Collected data entries:
──────────
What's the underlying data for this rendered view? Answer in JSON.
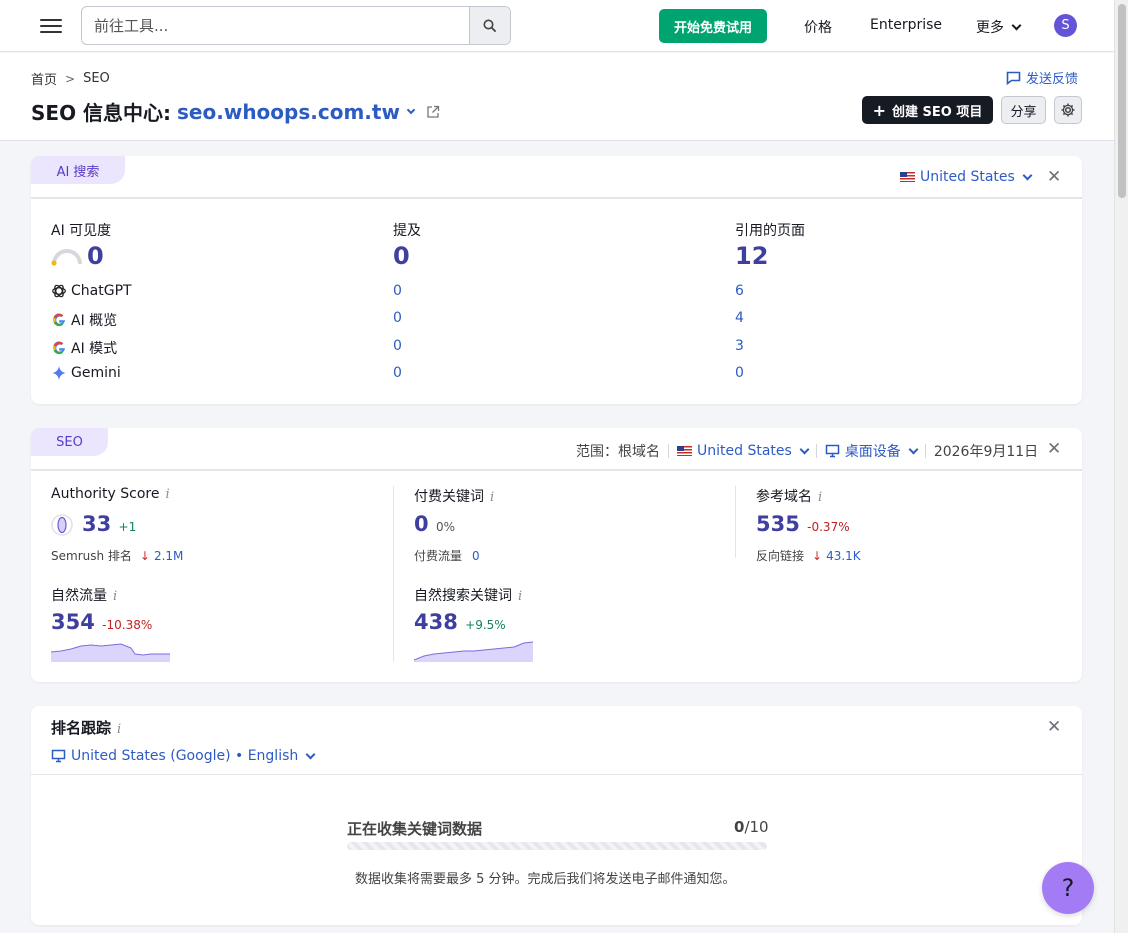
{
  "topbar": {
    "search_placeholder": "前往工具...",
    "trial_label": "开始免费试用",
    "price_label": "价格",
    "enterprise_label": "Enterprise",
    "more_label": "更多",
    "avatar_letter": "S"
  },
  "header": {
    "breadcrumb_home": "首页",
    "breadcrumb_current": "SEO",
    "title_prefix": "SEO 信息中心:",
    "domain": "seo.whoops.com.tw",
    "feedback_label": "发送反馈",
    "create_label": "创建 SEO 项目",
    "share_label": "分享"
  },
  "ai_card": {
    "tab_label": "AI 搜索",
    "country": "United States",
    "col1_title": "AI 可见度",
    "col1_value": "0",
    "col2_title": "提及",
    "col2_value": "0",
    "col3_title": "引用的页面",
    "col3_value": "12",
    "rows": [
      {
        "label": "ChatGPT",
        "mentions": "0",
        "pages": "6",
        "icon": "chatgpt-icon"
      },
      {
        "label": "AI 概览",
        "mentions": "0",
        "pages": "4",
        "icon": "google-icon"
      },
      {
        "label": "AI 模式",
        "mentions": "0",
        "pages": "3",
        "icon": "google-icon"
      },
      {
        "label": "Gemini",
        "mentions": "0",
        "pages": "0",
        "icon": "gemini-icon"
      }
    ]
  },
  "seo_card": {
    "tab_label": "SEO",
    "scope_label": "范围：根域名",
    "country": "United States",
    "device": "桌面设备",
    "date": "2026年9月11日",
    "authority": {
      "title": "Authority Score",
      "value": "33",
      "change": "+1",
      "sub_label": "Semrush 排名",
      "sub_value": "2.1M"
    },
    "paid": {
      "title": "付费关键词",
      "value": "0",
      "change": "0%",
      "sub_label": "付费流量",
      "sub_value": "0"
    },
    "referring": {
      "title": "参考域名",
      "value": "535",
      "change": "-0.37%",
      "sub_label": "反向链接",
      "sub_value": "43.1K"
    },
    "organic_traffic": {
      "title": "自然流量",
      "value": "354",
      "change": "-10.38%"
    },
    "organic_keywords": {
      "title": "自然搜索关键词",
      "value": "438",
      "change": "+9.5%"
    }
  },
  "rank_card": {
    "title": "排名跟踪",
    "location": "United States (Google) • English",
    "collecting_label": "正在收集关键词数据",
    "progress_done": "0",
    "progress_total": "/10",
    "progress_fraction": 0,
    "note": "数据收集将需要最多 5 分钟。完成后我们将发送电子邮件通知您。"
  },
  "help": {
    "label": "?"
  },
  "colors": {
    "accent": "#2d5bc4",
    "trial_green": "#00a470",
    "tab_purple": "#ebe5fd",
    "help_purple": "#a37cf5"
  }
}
──────────
▶ **What is required**: Across the entries, how many lines hold the word "change"? Say only the number.

▶ **Correct answer**: 5